TASK PROMPT: Every entry must be echoed exactly.

Records contained in a dataset
---*---

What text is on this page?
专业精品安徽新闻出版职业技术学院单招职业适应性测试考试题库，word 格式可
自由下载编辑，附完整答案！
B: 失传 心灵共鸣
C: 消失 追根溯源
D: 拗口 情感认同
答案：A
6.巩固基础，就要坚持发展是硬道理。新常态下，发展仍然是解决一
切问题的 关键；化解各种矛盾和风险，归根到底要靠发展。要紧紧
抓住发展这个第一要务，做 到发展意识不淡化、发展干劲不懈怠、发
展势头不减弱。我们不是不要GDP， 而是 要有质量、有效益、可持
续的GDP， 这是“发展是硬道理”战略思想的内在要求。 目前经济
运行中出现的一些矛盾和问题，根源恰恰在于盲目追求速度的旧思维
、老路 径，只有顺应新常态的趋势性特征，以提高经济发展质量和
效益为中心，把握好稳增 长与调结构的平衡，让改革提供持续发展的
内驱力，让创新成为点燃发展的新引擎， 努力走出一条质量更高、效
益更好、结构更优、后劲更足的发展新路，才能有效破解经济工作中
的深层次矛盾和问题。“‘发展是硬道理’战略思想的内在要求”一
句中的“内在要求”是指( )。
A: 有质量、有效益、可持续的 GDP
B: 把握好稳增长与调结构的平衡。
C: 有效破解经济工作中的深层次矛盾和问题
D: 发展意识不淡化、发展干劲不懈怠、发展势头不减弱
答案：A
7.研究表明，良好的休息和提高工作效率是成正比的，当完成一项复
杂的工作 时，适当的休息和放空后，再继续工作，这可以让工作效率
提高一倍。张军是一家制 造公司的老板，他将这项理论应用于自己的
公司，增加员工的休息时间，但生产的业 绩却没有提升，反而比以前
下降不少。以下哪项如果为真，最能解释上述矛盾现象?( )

---*---

COMPLETED EXERCISE:
What text is on this page?
专业精品安徽新闻出版职业技术学院单招职业适应性测试考试题库，word 格式可
自由下载编辑，附完整答案！
B: 失传 心灵共鸣
C: 消失 追根溯源
D: 拗口 情感认同
答案：A
6.巩固基础，就要坚持发展是硬道理。新常态下，发展仍然是解决一
切问题的 关键；化解各种矛盾和风险，归根到底要靠发展。要紧紧
抓住发展这个第一要务，做 到发展意识不淡化、发展干劲不懈怠、发
展势头不减弱。我们不是不要GDP， 而是 要有质量、有效益、可持
续的GDP， 这是“发展是硬道理”战略思想的内在要求。 目前经济
运行中出现的一些矛盾和问题，根源恰恰在于盲目追求速度的旧思维
、老路 径，只有顺应新常态的趋势性特征，以提高经济发展质量和
效益为中心，把握好稳增 长与调结构的平衡，让改革提供持续发展的
内驱力，让创新成为点燃发展的新引擎， 努力走出一条质量更高、效
益更好、结构更优、后劲更足的发展新路，才能有效破解经济工作中
的深层次矛盾和问题。“‘发展是硬道理’战略思想的内在要求”一
句中的“内在要求”是指( )。
A: 有质量、有效益、可持续的 GDP
B: 把握好稳增长与调结构的平衡。
C: 有效破解经济工作中的深层次矛盾和问题
D: 发展意识不淡化、发展干劲不懈怠、发展势头不减弱
答案：A
7.研究表明，良好的休息和提高工作效率是成正比的，当完成一项复
杂的工作 时，适当的休息和放空后，再继续工作，这可以让工作效率
提高一倍。张军是一家制 造公司的老板，他将这项理论应用于自己的
公司，增加员工的休息时间，但生产的业 绩却没有提升，反而比以前
下降不少。以下哪项如果为真，最能解释上述矛盾现象?( )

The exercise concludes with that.